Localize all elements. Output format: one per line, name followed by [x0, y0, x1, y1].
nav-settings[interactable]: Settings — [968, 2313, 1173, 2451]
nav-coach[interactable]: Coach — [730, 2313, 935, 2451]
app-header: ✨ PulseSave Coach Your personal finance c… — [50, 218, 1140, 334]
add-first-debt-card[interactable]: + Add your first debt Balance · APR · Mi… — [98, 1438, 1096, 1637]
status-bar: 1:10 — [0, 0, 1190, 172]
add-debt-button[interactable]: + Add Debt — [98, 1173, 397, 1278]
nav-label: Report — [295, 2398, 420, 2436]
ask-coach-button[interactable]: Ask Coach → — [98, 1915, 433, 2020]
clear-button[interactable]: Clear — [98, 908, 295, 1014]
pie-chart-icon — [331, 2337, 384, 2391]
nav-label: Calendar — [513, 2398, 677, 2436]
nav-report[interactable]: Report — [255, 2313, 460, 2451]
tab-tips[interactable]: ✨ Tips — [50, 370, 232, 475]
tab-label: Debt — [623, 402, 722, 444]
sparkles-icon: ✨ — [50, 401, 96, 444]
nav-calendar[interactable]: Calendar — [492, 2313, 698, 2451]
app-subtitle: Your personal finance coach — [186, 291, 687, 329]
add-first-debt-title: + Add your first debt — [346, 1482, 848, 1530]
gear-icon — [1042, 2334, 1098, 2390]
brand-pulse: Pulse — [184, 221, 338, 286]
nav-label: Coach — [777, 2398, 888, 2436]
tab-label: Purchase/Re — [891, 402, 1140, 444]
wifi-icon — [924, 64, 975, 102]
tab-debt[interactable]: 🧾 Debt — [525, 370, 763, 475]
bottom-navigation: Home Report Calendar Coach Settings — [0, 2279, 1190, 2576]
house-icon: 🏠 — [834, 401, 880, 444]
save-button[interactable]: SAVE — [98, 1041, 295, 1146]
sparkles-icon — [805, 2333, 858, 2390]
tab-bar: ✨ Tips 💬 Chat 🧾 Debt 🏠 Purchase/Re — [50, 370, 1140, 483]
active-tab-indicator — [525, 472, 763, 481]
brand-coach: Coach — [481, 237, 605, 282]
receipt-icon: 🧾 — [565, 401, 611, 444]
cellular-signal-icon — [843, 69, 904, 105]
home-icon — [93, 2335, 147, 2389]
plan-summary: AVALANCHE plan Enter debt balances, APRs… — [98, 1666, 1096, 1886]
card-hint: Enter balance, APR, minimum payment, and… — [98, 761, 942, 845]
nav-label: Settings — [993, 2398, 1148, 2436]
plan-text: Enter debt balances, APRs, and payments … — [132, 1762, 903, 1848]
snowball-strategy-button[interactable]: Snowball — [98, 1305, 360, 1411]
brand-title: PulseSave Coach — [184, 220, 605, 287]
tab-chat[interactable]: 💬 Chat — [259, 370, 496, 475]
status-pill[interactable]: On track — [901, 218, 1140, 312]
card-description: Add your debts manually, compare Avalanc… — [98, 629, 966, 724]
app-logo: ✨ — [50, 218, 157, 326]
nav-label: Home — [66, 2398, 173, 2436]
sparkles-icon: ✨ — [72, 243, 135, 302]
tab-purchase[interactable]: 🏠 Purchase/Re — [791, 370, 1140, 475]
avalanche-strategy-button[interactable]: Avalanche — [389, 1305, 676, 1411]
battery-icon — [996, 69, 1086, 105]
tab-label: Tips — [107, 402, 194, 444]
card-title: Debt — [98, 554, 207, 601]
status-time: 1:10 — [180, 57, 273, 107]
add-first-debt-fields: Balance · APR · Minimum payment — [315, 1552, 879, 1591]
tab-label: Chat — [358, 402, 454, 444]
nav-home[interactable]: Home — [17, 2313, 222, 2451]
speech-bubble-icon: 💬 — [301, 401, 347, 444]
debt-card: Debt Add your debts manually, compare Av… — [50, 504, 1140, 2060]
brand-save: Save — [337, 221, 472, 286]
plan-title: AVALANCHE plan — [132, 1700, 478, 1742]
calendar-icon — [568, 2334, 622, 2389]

####################

= Work instructions =
Lay out all the rows above as a numbered list, leaving out any blank lines.

= Solution below =
1. Localize all elements. Output format: one per line, name followed by [x0, y0, x1, y1].
2. nav-settings[interactable]: Settings — [968, 2313, 1173, 2451]
3. nav-coach[interactable]: Coach — [730, 2313, 935, 2451]
4. app-header: ✨ PulseSave Coach Your personal finance c… — [50, 218, 1140, 334]
5. add-first-debt-card[interactable]: + Add your first debt Balance · APR · Mi… — [98, 1438, 1096, 1637]
6. status-bar: 1:10 — [0, 0, 1190, 172]
7. add-debt-button[interactable]: + Add Debt — [98, 1173, 397, 1278]
8. nav-label: Report — [295, 2398, 420, 2436]
9. ask-coach-button[interactable]: Ask Coach → — [98, 1915, 433, 2020]
10. clear-button[interactable]: Clear — [98, 908, 295, 1014]
11. pie-chart-icon — [331, 2337, 384, 2391]
12. nav-label: Calendar — [513, 2398, 677, 2436]
13. nav-report[interactable]: Report — [255, 2313, 460, 2451]
14. tab-tips[interactable]: ✨ Tips — [50, 370, 232, 475]
15. tab-label: Debt — [623, 402, 722, 444]
16. sparkles-icon: ✨ — [50, 401, 96, 444]
17. nav-calendar[interactable]: Calendar — [492, 2313, 698, 2451]
18. app-subtitle: Your personal finance coach — [186, 291, 687, 329]
19. add-first-debt-title: + Add your first debt — [346, 1482, 848, 1530]
20. gear-icon — [1042, 2334, 1098, 2390]
21. brand-pulse: Pulse — [184, 221, 338, 286]
22. nav-label: Coach — [777, 2398, 888, 2436]
23. tab-label: Purchase/Re — [891, 402, 1140, 444]
24. wifi-icon — [924, 64, 975, 102]
25. tab-debt[interactable]: 🧾 Debt — [525, 370, 763, 475]
26. bottom-navigation: Home Report Calendar Coach Settings — [0, 2279, 1190, 2576]
27. house-icon: 🏠 — [834, 401, 880, 444]
28. save-button[interactable]: SAVE — [98, 1041, 295, 1146]
29. sparkles-icon — [805, 2333, 858, 2390]
30. tab-bar: ✨ Tips 💬 Chat 🧾 Debt 🏠 Purchase/Re — [50, 370, 1140, 483]
31. active-tab-indicator — [525, 472, 763, 481]
32. brand-coach: Coach — [481, 237, 605, 282]
33. receipt-icon: 🧾 — [565, 401, 611, 444]
34. cellular-signal-icon — [843, 69, 904, 105]
35. home-icon — [93, 2335, 147, 2389]
36. plan-summary: AVALANCHE plan Enter debt balances, APRs… — [98, 1666, 1096, 1886]
37. card-hint: Enter balance, APR, minimum payment, and… — [98, 761, 942, 845]
38. nav-label: Settings — [993, 2398, 1148, 2436]
39. plan-text: Enter debt balances, APRs, and payments … — [132, 1762, 903, 1848]
40. snowball-strategy-button[interactable]: Snowball — [98, 1305, 360, 1411]
41. brand-title: PulseSave Coach — [184, 220, 605, 287]
42. tab-chat[interactable]: 💬 Chat — [259, 370, 496, 475]
43. status-pill[interactable]: On track — [901, 218, 1140, 312]
44. card-description: Add your debts manually, compare Avalanc… — [98, 629, 966, 724]
45. app-logo: ✨ — [50, 218, 157, 326]
46. nav-label: Home — [66, 2398, 173, 2436]
47. sparkles-icon: ✨ — [72, 243, 135, 302]
48. tab-purchase[interactable]: 🏠 Purchase/Re — [791, 370, 1140, 475]
49. avalanche-strategy-button[interactable]: Avalanche — [389, 1305, 676, 1411]
50. battery-icon — [996, 69, 1086, 105]
51. tab-label: Tips — [107, 402, 194, 444]
52. card-title: Debt — [98, 554, 207, 601]
53. status-time: 1:10 — [180, 57, 273, 107]
54. add-first-debt-fields: Balance · APR · Minimum payment — [315, 1552, 879, 1591]
55. tab-label: Chat — [358, 402, 454, 444]
56. nav-home[interactable]: Home — [17, 2313, 222, 2451]
57. speech-bubble-icon: 💬 — [301, 401, 347, 444]
58. debt-card: Debt Add your debts manually, compare Av… — [50, 504, 1140, 2060]
59. brand-save: Save — [337, 221, 472, 286]
60. plan-title: AVALANCHE plan — [132, 1700, 478, 1742]
61. calendar-icon — [568, 2334, 622, 2389]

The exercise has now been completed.